Stated exercise:
State how many lines of the data contain the word "UnWavering", and write nothing besides the number.

Saved data entries
┌──

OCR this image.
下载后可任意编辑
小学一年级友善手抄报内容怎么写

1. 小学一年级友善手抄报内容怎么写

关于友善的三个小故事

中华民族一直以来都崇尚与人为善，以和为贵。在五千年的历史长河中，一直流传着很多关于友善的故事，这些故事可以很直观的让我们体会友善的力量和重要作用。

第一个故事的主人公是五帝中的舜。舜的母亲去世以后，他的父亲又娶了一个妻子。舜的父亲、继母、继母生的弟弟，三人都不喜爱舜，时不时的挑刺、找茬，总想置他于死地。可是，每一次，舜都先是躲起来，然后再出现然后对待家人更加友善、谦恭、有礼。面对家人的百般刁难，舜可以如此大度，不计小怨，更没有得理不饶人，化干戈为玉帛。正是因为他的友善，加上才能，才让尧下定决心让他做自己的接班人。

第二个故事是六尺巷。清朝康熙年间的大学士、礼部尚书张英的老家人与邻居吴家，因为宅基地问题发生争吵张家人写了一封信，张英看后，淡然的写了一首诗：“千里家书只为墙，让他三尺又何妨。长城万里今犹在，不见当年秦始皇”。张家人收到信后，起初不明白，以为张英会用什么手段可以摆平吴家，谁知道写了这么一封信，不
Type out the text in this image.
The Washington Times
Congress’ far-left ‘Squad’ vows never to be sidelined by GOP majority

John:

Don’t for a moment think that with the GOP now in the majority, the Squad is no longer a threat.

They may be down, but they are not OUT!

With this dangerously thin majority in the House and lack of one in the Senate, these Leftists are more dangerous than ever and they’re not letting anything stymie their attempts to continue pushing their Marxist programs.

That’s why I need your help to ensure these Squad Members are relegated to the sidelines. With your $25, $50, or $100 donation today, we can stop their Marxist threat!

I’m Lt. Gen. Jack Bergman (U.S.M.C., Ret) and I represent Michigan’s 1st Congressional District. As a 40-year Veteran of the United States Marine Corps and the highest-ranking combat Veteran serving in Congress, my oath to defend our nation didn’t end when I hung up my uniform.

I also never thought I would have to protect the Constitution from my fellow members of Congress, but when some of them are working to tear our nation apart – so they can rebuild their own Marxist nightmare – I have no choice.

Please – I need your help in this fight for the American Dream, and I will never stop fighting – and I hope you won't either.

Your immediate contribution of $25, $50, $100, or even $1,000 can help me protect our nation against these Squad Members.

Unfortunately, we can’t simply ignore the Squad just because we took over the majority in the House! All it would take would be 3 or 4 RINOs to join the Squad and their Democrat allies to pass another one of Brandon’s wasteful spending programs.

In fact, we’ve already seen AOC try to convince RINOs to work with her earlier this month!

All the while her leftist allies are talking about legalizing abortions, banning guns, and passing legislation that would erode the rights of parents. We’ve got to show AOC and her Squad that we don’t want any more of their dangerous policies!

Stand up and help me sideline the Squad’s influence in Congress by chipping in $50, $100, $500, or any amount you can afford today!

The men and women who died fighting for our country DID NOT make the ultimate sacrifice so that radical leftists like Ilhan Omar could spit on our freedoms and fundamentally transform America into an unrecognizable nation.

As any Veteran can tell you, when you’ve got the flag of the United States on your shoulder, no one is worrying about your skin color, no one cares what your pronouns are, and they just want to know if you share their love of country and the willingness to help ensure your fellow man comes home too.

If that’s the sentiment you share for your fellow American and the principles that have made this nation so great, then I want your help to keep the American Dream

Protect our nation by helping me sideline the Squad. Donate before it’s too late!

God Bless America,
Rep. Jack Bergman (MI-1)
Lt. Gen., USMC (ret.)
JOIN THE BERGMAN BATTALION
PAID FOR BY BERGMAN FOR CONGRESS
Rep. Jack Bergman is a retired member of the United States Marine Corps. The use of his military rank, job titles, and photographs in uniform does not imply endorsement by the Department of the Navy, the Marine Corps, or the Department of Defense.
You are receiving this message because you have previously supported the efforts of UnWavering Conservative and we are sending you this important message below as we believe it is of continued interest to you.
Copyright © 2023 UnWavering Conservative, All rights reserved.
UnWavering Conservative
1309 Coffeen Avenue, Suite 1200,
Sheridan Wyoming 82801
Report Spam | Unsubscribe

└──

Task output:
3